Work required
The job is to find each line in the entries holding the string "need" and copy that line.

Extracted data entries
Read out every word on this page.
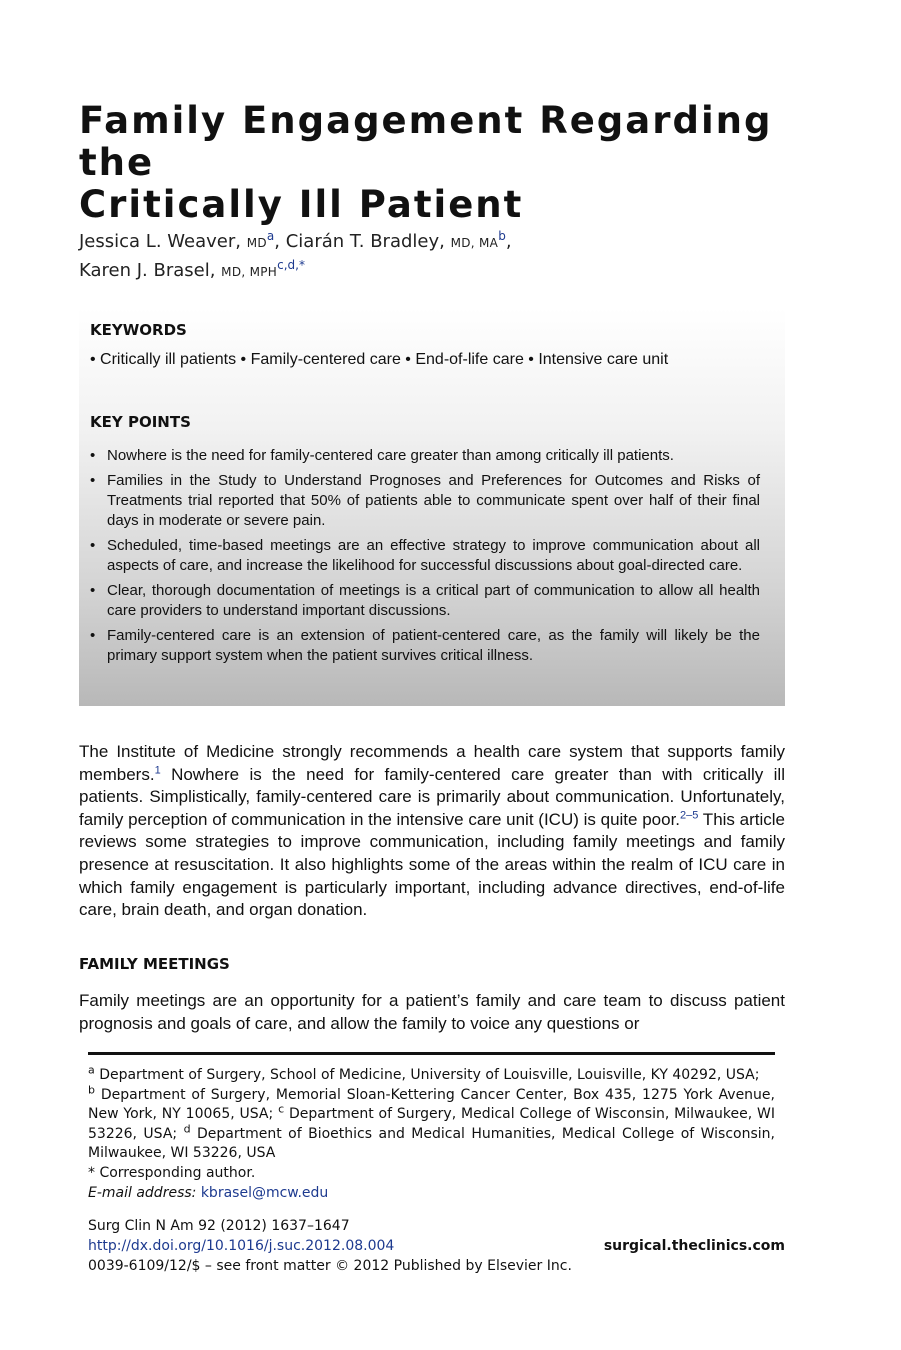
Family Engagement Regarding the
Critically Ill Patient
Jessica L. Weaver, $MD^a$, Ciarán T. Bradley, MD, $MA^b$,
Karen J. Brasel, MD, $MPH^{c,d,*}$
KEYWORDS
• Critically ill patients • Family-centered care • End-of-life care • Intensive care unit
KEY POINTS
• Nowhere is the need for family-centered care greater than among critically ill patients.
• Families in the Study to Understand Prognoses and Preferences for Outcomes and Risks of Treatments trial reported that 50% of patients able to communicate spent over half of their final days in moderate or severe pain.
• Scheduled, time-based meetings are an effective strategy to improve communication about all aspects of care, and increase the likelihood for successful discussions about goal-directed care.
• Clear, thorough documentation of meetings is a critical part of communication to allow all health care providers to understand important discussions.
• Family-centered care is an extension of patient-centered care, as the family will likely be the primary support system when the patient survives critical illness.

The Institute of Medicine strongly recommends a health care system that supports family members.$^1$ Nowhere is the need for family-centered care greater than with critically ill patients. Simplistically, family-centered care is primarily about communication. Unfortunately, family perception of communication in the intensive care unit (ICU) is quite poor.$^{2-5}$ This article reviews some strategies to improve communication, including family meetings and family presence at resuscitation. It also highlights some of the areas within the realm of ICU care in which family engagement is particularly important, including advance directives, end-of-life care, brain death, and organ donation.

FAMILY MEETINGS

Family meetings are an opportunity for a patient’s family and care team to discuss patient prognosis and goals of care, and allow the family to voice any questions or

$^a$ Department of Surgery, School of Medicine, University of Louisville, Louisville, KY 40292, USA;
$^b$ Department of Surgery, Memorial Sloan-Kettering Cancer Center, Box 435, 1275 York Avenue, New York, NY 10065, USA; $^c$ Department of Surgery, Medical College of Wisconsin, Milwaukee, WI 53226, USA; $^d$ Department of Bioethics and Medical Humanities, Medical College of Wisconsin, Milwaukee, WI 53226, USA

* Corresponding author.

E-mail address: kbrasel@mcw.edu

Surg Clin N Am 92 (2012) 1637–1647
http://dx.doi.org/10.1016/j.suc.2012.08.004
0039-6109/12/$ – see front matter © 2012 Published by Elsevier Inc.
surgical.theclinics.com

Answer space
• Nowhere is the need for family-centered care greater than among critically ill patients.
The Institute of Medicine strongly recommends a health care system that supports family members.$^1$ Nowhere is the need for family-centered care greater than with critically ill patients. Simplistically, family-centered care is primarily about communication. Unfortunately, family perception of communication in the intensive care unit (ICU) is quite poor.$^{2-5}$ This article reviews some strategies to improve communication, including family meetings and family presence at resuscitation. It also highlights some of the areas within the realm of ICU care in which family engagement is particularly important, including advance directives, end-of-life care, brain death, and organ donation.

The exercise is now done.